**Aim of the exercise**
Give back only the lines from the one with "Extract the structured" through the last line of the data, exactly as they appear.

**Chart and figure data**
— begin —

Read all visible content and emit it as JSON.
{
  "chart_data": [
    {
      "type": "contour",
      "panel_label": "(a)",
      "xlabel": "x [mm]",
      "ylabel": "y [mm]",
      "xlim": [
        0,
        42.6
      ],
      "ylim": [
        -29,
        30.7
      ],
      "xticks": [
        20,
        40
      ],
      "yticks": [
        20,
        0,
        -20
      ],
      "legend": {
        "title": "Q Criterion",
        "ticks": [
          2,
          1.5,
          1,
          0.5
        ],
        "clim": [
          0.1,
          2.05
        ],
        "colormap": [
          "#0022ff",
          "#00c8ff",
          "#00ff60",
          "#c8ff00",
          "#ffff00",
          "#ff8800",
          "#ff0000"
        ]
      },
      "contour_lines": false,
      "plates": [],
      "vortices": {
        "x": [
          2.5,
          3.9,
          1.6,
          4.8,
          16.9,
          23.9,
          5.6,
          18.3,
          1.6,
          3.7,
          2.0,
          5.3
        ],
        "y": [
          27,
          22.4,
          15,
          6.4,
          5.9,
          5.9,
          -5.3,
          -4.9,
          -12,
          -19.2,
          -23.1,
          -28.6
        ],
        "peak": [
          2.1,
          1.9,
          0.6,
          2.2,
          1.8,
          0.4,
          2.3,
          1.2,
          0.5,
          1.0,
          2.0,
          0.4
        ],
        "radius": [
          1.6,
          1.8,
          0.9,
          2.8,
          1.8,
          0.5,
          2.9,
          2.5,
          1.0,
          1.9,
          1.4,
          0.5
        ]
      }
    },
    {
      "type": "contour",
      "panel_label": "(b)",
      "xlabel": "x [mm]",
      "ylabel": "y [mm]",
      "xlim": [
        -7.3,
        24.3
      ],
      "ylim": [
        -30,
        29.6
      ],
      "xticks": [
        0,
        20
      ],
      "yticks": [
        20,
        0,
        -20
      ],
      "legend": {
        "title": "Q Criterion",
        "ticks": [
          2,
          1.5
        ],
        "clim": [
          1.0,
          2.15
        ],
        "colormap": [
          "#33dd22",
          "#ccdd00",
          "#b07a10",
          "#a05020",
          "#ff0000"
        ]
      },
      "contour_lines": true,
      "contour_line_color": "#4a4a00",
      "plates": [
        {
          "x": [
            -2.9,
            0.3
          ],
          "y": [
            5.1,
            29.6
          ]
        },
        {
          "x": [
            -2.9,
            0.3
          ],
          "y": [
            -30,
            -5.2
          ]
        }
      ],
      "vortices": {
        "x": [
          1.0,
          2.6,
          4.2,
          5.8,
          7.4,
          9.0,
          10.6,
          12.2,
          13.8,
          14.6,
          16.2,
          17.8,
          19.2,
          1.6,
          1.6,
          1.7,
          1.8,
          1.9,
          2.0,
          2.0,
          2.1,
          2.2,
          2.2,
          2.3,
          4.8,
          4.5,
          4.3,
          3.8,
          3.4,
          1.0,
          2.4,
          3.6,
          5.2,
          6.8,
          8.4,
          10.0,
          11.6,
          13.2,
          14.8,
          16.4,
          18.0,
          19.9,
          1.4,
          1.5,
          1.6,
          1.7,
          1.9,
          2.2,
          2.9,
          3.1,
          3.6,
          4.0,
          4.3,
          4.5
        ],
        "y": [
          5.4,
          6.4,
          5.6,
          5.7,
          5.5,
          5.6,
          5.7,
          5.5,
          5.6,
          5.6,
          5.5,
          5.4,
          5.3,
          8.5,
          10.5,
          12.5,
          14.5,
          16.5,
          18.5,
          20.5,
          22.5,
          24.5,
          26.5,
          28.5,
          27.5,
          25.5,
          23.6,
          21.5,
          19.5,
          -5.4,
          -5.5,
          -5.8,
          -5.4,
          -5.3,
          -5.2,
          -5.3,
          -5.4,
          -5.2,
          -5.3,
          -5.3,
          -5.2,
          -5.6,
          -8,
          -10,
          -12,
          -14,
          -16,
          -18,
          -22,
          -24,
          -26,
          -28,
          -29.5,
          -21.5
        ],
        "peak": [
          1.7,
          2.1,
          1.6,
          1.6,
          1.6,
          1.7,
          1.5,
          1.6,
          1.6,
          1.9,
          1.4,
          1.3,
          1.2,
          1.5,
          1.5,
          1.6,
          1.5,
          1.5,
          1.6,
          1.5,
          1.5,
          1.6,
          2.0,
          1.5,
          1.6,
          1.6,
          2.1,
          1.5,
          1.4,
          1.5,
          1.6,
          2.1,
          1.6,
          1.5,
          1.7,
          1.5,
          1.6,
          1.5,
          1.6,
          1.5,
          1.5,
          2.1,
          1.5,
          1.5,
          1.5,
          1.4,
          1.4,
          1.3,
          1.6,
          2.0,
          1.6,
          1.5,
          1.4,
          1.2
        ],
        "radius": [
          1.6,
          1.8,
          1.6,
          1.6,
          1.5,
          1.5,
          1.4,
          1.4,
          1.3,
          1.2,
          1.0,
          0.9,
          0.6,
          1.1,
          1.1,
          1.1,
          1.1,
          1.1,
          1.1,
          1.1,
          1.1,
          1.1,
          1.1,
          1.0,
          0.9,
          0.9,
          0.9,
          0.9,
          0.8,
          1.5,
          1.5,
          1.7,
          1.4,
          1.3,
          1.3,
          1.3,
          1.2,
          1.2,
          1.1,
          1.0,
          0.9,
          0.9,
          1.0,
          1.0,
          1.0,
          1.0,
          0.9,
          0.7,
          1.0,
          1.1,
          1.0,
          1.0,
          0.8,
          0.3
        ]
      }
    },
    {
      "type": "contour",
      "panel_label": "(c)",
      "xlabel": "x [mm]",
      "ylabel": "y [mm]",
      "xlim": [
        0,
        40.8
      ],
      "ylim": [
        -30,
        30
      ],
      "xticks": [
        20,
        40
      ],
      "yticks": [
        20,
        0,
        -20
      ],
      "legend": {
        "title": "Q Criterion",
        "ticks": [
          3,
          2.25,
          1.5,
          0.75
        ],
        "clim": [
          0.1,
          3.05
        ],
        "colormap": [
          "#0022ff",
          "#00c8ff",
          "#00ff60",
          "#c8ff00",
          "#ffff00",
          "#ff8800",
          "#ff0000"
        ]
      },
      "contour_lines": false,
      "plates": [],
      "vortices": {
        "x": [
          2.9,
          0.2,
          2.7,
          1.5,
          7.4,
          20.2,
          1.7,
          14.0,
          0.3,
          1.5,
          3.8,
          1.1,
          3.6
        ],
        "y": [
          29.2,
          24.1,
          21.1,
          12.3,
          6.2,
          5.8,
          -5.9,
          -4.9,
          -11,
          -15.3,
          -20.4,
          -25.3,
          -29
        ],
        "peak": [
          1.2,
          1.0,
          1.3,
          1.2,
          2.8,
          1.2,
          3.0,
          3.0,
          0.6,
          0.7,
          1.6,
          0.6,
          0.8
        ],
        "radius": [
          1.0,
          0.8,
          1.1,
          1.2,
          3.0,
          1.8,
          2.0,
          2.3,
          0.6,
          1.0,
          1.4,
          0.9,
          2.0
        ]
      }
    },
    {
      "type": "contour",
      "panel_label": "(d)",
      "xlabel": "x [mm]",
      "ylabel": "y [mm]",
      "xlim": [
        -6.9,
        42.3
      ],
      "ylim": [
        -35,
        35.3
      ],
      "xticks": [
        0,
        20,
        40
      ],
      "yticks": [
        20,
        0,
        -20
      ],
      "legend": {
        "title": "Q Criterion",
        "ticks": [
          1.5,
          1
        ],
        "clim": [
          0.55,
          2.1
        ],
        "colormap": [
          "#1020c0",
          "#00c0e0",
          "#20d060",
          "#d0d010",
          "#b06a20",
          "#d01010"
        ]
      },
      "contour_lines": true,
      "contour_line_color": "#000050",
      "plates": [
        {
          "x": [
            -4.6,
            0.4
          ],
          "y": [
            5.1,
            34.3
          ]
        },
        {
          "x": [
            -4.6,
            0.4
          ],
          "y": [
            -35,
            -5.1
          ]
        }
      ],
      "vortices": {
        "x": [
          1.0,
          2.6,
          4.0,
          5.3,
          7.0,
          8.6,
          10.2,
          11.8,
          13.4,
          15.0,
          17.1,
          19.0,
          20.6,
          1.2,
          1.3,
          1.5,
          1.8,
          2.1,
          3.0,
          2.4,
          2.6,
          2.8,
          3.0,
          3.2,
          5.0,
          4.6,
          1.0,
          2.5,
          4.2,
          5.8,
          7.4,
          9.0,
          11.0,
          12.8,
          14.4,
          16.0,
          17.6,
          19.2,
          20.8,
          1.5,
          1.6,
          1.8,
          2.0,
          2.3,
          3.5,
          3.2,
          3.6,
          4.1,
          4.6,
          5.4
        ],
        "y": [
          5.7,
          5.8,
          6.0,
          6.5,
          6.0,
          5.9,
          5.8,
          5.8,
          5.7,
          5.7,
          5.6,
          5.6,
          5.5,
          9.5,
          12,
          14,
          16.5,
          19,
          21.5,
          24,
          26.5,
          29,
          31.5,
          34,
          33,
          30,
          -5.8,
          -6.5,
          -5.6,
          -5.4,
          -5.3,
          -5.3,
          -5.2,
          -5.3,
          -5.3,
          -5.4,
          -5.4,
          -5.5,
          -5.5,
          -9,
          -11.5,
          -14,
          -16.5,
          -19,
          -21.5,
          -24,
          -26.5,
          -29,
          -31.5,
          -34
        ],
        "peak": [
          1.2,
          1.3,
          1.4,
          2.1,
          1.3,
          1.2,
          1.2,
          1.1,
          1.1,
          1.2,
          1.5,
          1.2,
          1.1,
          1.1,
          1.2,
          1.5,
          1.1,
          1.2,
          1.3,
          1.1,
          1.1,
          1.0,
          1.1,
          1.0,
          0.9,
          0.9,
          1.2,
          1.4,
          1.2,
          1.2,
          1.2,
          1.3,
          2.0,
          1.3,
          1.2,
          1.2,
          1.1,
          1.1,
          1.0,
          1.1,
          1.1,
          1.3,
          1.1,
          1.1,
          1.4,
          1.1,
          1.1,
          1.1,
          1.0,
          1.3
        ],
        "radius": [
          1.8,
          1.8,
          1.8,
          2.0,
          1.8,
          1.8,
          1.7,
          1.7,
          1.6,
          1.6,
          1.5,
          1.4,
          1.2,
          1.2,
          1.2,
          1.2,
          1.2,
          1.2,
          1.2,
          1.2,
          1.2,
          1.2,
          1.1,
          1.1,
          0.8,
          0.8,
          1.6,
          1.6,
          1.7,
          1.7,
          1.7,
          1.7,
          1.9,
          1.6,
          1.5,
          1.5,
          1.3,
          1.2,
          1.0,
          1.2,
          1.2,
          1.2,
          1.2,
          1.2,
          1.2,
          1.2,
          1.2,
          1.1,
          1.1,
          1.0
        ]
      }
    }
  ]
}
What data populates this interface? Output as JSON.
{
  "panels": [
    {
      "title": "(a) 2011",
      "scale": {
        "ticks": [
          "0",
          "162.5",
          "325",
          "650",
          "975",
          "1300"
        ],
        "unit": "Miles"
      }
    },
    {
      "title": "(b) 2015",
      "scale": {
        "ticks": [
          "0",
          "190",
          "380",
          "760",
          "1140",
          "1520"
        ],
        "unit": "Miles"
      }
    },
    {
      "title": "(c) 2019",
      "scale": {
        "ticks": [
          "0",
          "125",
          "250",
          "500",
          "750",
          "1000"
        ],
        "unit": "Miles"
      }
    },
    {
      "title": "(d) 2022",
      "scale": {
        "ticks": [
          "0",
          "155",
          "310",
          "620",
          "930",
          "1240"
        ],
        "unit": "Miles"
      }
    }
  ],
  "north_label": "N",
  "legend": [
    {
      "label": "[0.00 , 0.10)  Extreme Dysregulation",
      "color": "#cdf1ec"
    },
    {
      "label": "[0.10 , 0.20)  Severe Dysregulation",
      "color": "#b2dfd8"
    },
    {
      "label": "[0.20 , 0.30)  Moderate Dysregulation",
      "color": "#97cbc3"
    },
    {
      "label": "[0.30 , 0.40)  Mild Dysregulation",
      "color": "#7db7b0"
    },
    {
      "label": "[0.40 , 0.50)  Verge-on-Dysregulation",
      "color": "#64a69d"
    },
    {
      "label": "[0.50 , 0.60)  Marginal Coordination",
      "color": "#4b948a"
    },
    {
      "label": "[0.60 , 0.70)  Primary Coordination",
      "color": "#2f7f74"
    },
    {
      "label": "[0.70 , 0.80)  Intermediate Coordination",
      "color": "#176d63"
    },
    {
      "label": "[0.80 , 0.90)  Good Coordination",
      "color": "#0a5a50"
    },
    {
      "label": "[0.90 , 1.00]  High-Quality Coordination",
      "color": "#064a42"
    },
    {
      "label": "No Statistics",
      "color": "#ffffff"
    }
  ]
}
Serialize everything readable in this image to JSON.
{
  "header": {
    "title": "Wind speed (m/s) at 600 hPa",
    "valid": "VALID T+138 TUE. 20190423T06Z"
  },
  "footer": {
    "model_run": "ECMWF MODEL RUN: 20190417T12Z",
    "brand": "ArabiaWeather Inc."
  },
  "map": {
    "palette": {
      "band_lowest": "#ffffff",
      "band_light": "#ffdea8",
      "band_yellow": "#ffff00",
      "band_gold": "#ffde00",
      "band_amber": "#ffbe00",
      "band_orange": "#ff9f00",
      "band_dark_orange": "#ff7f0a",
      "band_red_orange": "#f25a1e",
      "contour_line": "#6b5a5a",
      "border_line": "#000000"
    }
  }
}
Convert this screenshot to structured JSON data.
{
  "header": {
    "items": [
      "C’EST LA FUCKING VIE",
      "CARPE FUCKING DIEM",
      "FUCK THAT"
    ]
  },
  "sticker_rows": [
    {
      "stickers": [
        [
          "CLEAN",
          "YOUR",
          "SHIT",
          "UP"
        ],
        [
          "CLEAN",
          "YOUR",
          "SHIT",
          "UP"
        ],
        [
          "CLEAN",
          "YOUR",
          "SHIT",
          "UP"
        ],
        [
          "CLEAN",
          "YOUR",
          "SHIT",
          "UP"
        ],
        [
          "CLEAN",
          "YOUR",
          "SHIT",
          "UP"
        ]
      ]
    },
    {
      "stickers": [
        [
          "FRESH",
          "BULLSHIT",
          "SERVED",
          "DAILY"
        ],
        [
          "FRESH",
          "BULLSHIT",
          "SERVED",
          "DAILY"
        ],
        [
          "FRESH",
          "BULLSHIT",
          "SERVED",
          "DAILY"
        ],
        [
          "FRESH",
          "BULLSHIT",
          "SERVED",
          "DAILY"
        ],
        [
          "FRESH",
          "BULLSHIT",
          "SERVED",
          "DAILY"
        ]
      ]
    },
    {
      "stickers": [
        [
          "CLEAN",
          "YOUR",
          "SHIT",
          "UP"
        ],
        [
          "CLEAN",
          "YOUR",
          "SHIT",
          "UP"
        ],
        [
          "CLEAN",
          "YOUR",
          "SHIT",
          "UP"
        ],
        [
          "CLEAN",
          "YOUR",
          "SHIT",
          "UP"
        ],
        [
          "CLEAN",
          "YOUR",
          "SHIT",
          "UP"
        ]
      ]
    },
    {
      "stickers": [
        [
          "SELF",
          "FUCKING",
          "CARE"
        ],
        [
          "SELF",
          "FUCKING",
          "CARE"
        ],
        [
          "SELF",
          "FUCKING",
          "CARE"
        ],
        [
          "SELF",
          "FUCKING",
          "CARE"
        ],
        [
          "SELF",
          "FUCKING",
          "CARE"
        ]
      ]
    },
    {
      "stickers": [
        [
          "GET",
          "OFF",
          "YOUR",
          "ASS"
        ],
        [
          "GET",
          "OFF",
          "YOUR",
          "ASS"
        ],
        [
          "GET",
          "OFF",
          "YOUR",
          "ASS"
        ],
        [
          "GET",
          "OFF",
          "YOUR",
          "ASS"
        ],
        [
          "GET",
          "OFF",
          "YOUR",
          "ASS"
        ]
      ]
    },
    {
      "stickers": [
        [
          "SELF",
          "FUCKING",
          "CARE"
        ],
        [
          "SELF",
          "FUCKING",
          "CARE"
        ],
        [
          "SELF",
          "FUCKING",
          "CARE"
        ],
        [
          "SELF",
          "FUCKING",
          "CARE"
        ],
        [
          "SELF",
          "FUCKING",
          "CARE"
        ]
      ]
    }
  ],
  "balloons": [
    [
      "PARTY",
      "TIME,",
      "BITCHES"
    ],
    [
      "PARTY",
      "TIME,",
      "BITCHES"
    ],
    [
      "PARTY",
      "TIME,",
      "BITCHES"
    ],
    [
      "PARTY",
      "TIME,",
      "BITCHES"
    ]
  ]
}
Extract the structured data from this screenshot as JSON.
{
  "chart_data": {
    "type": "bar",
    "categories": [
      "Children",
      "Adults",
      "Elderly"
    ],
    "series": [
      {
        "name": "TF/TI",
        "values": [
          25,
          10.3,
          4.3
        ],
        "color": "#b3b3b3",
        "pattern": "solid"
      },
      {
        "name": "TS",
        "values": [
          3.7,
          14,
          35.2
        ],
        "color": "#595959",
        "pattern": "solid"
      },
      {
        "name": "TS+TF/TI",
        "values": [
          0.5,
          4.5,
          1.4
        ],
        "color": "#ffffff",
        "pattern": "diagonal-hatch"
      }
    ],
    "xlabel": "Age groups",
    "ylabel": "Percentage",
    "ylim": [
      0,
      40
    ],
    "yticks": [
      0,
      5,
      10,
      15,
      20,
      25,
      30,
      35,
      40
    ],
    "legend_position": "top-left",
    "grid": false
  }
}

— end —

**Solution for this exercise**
Extract the structured data from this screenshot as JSON.
{
  "chart_data": {
    "type": "bar",
    "categories": [
      "Children",
      "Adults",
      "Elderly"
    ],
    "series": [
      {
        "name": "TF/TI",
        "values": [
          25,
          10.3,
          4.3
        ],
        "color": "#b3b3b3",
        "pattern": "solid"
      },
      {
        "name": "TS",
        "values": [
          3.7,
          14,
          35.2
        ],
        "color": "#595959",
        "pattern": "solid"
      },
      {
        "name": "TS+TF/TI",
        "values": [
          0.5,
          4.5,
          1.4
        ],
        "color": "#ffffff",
        "pattern": "diagonal-hatch"
      }
    ],
    "xlabel": "Age groups",
    "ylabel": "Percentage",
    "ylim": [
      0,
      40
    ],
    "yticks": [
      0,
      5,
      10,
      15,
      20,
      25,
      30,
      35,
      40
    ],
    "legend_position": "top-left",
    "grid": false
  }
}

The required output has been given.